**TASK:** Report the number of lines that hold the string "selles". Leave out any other text.

(Stored records)
----------------

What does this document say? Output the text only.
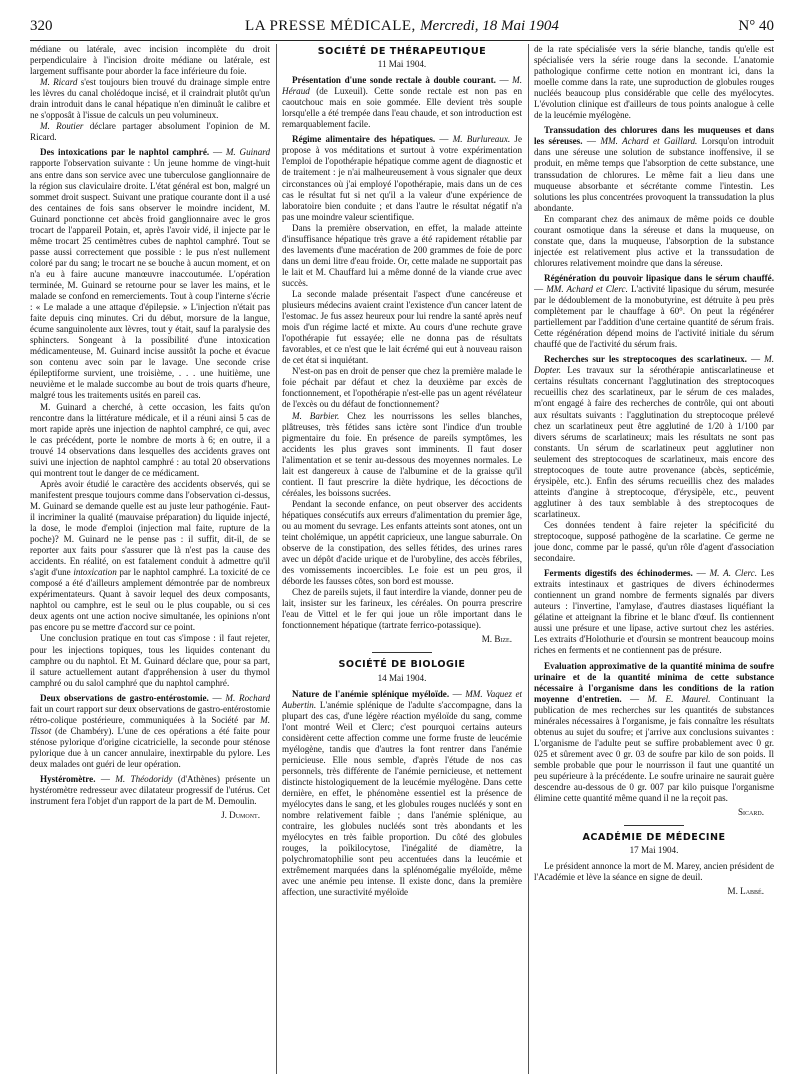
320	LA PRESSE MÉDICALE, Mercredi, 18 Mai 1904	N° 40

médiane ou latérale, avec incision incomplète du droit perpendiculaire à l'incision droite médiane ou latérale, est largement suffisante pour aborder la face inférieure du foie.

M. Ricard s'est toujours bien trouvé du drainage simple entre les lèvres du canal cholédoque incisé, et il craindrait plutôt qu'un drain introduit dans le canal hépatique n'en diminuât le calibre et ne s'opposât à l'issue de calculs un peu volumineux.

M. Routier déclare partager absolument l'opinion de M. Ricard.

Des intoxications par le naphtol camphré. — M. Guinard rapporte l'observation suivante : Un jeune homme de vingt-huit ans entre dans son service avec une tuberculose ganglionnaire de la région sus claviculaire droite. L'état général est bon, malgré un sommet droit suspect. Suivant une pratique courante dont il a usé des centaines de fois sans observer le moindre incident, M. Guinard ponctionne cet abcès froid ganglionnaire avec le gros trocart de l'appareil Potain, et, après l'avoir vidé, il injecte par le même trocart 25 centimètres cubes de naphtol camphré. Tout se passe aussi correctement que possible : le pus n'est nullement coloré par du sang; le trocart ne se bouche à aucun moment, et on n'a eu à faire aucune manœuvre inaccoutumée. L'opération terminée, M. Guinard se retourne pour se laver les mains, et le malade se confond en remerciements. Tout à coup l'interne s'écrie : « Le malade a une attaque d'épilepsie. » L'injection n'était pas faite depuis cinq minutes. Cri du début, morsure de la langue, écume sanguinolente aux lèvres, tout y était, sauf la paralysie des sphincters. Songeant à la possibilité d'une intoxication médicamenteuse, M. Guinard incise aussitôt la poche et évacue son contenu avec soin par le lavage. Une seconde crise épileptiforme survient, une troisième, . . . une huitième, une neuvième et le malade succombe au bout de trois quarts d'heure, malgré tous les traitements usités en pareil cas.

M. Guinard a cherché, à cette occasion, les faits qu'on rencontre dans la littérature médicale, et il a réuni ainsi 5 cas de mort rapide après une injection de naphtol camphré, ce qui, avec le cas précédent, porte le nombre de morts à 6; en outre, il a trouvé 14 observations dans lesquelles des accidents graves ont suivi une injection de naphtol camphré : au total 20 observations qui montrent tout le danger de ce médicament.

Après avoir étudié le caractère des accidents observés, qui se manifestent presque toujours comme dans l'observation ci-dessus, M. Guinard se demande quelle est au juste leur pathogénie. Faut-il incriminer la qualité (mauvaise préparation) du liquide injecté, la dose, le mode d'emploi (injection mal faite, rupture de la poche)? M. Guinard ne le pense pas : il suffit, dit-il, de se reporter aux faits pour s'assurer que là n'est pas la cause des accidents. En réalité, on est fatalement conduit à admettre qu'il s'agit d'une intoxication par le naphtol camphré. La toxicité de ce composé a été d'ailleurs amplement démontrée par de nombreux expérimentateurs. Quant à savoir lequel des deux composants, naphtol ou camphre, est le seul ou le plus coupable, ou si ces deux agents ont une action nocive simultanée, les opinions n'ont pas encore pu se mettre d'accord sur ce point.

Une conclusion pratique en tout cas s'impose : il faut rejeter, pour les injections topiques, tous les liquides contenant du camphre ou du naphtol. Et M. Guinard déclare que, pour sa part, il sature actuellement autant d'appréhension à user du thymol camphré ou du salol camphré que du naphtol camphré.

Deux observations de gastro-entérostomie. — M. Rochard fait un court rapport sur deux observations de gastro-entérostomie rétro-colique postérieure, communiquées à la Société par M. Tissot (de Chambéry). L'une de ces opérations a été faite pour sténose pylorique d'origine cicatricielle, la seconde pour sténose pylorique due à un cancer annulaire, inextirpable du pylore. Les deux malades ont guéri de leur opération.

Hystéromètre. — M. Théodoridy (d'Athènes) présente un hystéromètre redresseur avec dilatateur progressif de l'utérus. Cet instrument fera l'objet d'un rapport de la part de M. Demoulin.

J. Dumont.

SOCIÉTÉ DE THÉRAPEUTIQUE

11 Mai 1904.

Présentation d'une sonde rectale à double courant. — M. Héraud (de Luxeuil). Cette sonde rectale est non pas en caoutchouc mais en soie gommée. Elle devient très souple lorsqu'elle a été trempée dans l'eau chaude, et son introduction est remarquablement facile.

Régime alimentaire des hépatiques. — M. Burlureaux. Je propose à vos méditations et surtout à votre expérimentation l'emploi de l'opothérapie hépatique comme agent de diagnostic et de traitement : je n'ai malheureusement à vous signaler que deux circonstances où j'ai employé l'opothérapie, mais dans un de ces cas le résultat fut si net qu'il a la valeur d'une expérience de laboratoire bien conduite ; et dans l'autre le résultat négatif n'a pas une moindre valeur scientifique.

Dans la première observation, en effet, la malade atteinte d'insuffisance hépatique très grave a été rapidement rétablie par des lavements d'une macération de 200 grammes de foie de porc dans un demi litre d'eau froide. Or, cette malade ne supportait pas le lait et M. Chauffard lui a même donné de la viande crue avec succès.

La seconde malade présentait l'aspect d'une cancéreuse et plusieurs médecins avaient craint l'existence d'un cancer latent de l'estomac. Je fus assez heureux pour lui rendre la santé après neuf mois d'un régime lacté et mixte. Au cours d'une rechute grave l'opothérapie fut essayée; elle ne donna pas de résultats favorables, et ce n'est que le lait écrémé qui eut à nouveau raison de cet état si inquiétant.

N'est-on pas en droit de penser que chez la première malade le foie péchait par défaut et chez la deuxième par excès de fonctionnement, et l'opothérapie n'est-elle pas un agent révélateur de l'excès ou du défaut de fonctionnement?

M. Barbier. Chez les nourrissons les selles blanches, plâtreuses, très fétides sans ictère sont l'indice d'un trouble pigmentaire du foie. En présence de pareils symptômes, les accidents les plus graves sont imminents. Il faut doser l'alimentation et se tenir au-dessous des moyennes normales. Le lait est dangereux à cause de l'albumine et de la graisse qu'il contient. Il faut prescrire la diète hydrique, les décoctions de céréales, les boissons sucrées.

Pendant la seconde enfance, on peut observer des accidents hépatiques consécutifs aux erreurs d'alimentation du premier âge, ou au moment du sevrage. Les enfants atteints sont atones, ont un teint cholémique, un appétit capricieux, une langue saburrale. On observe de la constipation, des selles fétides, des urines rares avec un dépôt d'acide urique et de l'urobyline, des accès fébriles, des vomissements incoercibles. Le foie est un peu gros, il déborde les fausses côtes, son bord est mousse.

Chez de pareils sujets, il faut interdire la viande, donner peu de lait, insister sur les farineux, les céréales. On pourra prescrire l'eau de Vittel et le fer qui joue un rôle important dans le fonctionnement hépatique (tartrate ferrico-potassique).

M. Bize.

SOCIÉTÉ DE BIOLOGIE

14 Mai 1904.

Nature de l'anémie splénique myéloïde. — MM. Vaquez et Aubertin. L'anémie splénique de l'adulte s'accompagne, dans la plupart des cas, d'une légère réaction myéloïde du sang, comme l'ont montré Weil et Clerc; c'est pourquoi certains auteurs considèrent cette affection comme une forme fruste de leucémie myélogène, tandis que d'autres la font rentrer dans l'anémie pernicieuse. Elle nous semble, d'après l'étude de nos cas personnels, très différente de l'anémie pernicieuse, et nettement distincte histologiquement de la leucémie myélogène. Dans cette dernière, en effet, le phénomène essentiel est la présence de myélocytes dans le sang, et les globules rouges nucléés y sont en nombre relativement faible ; dans l'anémie splénique, au contraire, les globules nucléés sont très abondants et les myélocytes en très faible proportion. Du côté des globules rouges, la poïkilocytose, l'inégalité de diamètre, la polychromatophilie sont peu accentuées dans la leucémie et extrêmement marquées dans la splénomégalie myéloïde, même avec une anémie peu intense. Il existe donc, dans la première affection, une suractivité myéloïde

de la rate spécialisée vers la série blanche, tandis qu'elle est spécialisée vers la série rouge dans la seconde. L'anatomie pathologique confirme cette notion en montrant ici, dans la moelle comme dans la rate, une suproduction de globules rouges nucléés beaucoup plus considérable que celle des myélocytes. L'évolution clinique est d'ailleurs de tous points analogue à celle de la leucémie myélogène.

Transsudation des chlorures dans les muqueuses et dans les séreuses. — MM. Achard et Gaillard. Lorsqu'on introduit dans une séreuse une solution de substance inoffensive, il se produit, en même temps que l'absorption de cette substance, une transsudation de chlorures. Le même fait a lieu dans une muqueuse absorbante et sécrétante comme l'intestin. Les solutions les plus concentrées provoquent la transsudation la plus abondante.

En comparant chez des animaux de même poids ce double courant osmotique dans la séreuse et dans la muqueuse, on constate que, dans la muqueuse, l'absorption de la substance injectée est relativement plus active et la transsudation de chlorures relativement moindre que dans la séreuse.

Régénération du pouvoir lipasique dans le sérum chauffé. — MM. Achard et Clerc. L'activité lipasique du sérum, mesurée par le dédoublement de la monobutyrine, est détruite à peu près complètement par le chauffage à 60°. On peut la régénérer partiellement par l'addition d'une certaine quantité de sérum frais. Cette régénération dépend moins de l'activité initiale du sérum chauffé que de l'activité du sérum frais.

Recherches sur les streptocoques des scarlatineux. — M. Dopter. Les travaux sur la sérothérapie antiscarlatineuse et certains résultats concernant l'agglutination des streptocoques recueillis chez des scarlatineux, par le sérum de ces malades, m'ont engagé à faire des recherches de contrôle, qui ont abouti aux résultats suivants : l'agglutination du streptocoque prélevé chez un scarlatineux peut être agglutiné de 1/20 à 1/100 par divers sérums de scarlatineux; mais les résultats ne sont pas constants. Un sérum de scarlatineux peut agglutiner non seulement des streptocoques de scarlatineux, mais encore des streptocoques de toute autre provenance (abcès, septicémie, érysipèle, etc.). Enfin des sérums recueillis chez des malades atteints d'angine à streptocoque, d'érysipèle, etc., peuvent agglutiner à des taux semblable à des streptocoques de scarlatineux.

Ces données tendent à faire rejeter la spécificité du streptocoque, supposé pathogène de la scarlatine. Ce germe ne joue donc, comme par le passé, qu'un rôle d'agent d'association secondaire.

Ferments digestifs des échinodermes. — M. A. Clerc. Les extraits intestinaux et gastriques de divers échinodermes contiennent un grand nombre de ferments signalés par divers auteurs : l'invertine, l'amylase, d'autres diastases liquéfiant la gélatine et atteignant la fibrine et le blanc d'œuf. Ils contiennent aussi une présure et une lipase, active surtout chez les astéries. Les extraits d'Holothurie et d'oursin se montrent beaucoup moins riches en ferments et ne contiennent pas de présure.

Evaluation approximative de la quantité minima de soufre urinaire et de la quantité minima de cette substance nécessaire à l'organisme dans les conditions de la ration moyenne d'entretien. — M. E. Maurel. Continuant la publication de mes recherches sur les quantités de substances minérales nécessaires à l'organisme, je fais connaître les résultats obtenus au sujet du soufre; et j'arrive aux conclusions suivantes : L'organisme de l'adulte peut se suffire probablement avec 0 gr. 025 et sûrement avec 0 gr. 03 de soufre par kilo de son poids. Il semble probable que pour le nourrisson il faut une quantité un peu supérieure à la précédente. Le soufre urinaire ne saurait guère descendre au-dessous de 0 gr. 007 par kilo puisque l'organisme élimine cette quantité même quand il ne la reçoit pas.

Sicard.

ACADÉMIE DE MÉDECINE

17 Mai 1904.

Le président annonce la mort de M. Marey, ancien président de l'Académie et lève la séance en signe de deuil.

M. Labbé.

----------------

**RESPONSE FOR THIS EXERCISE:** 2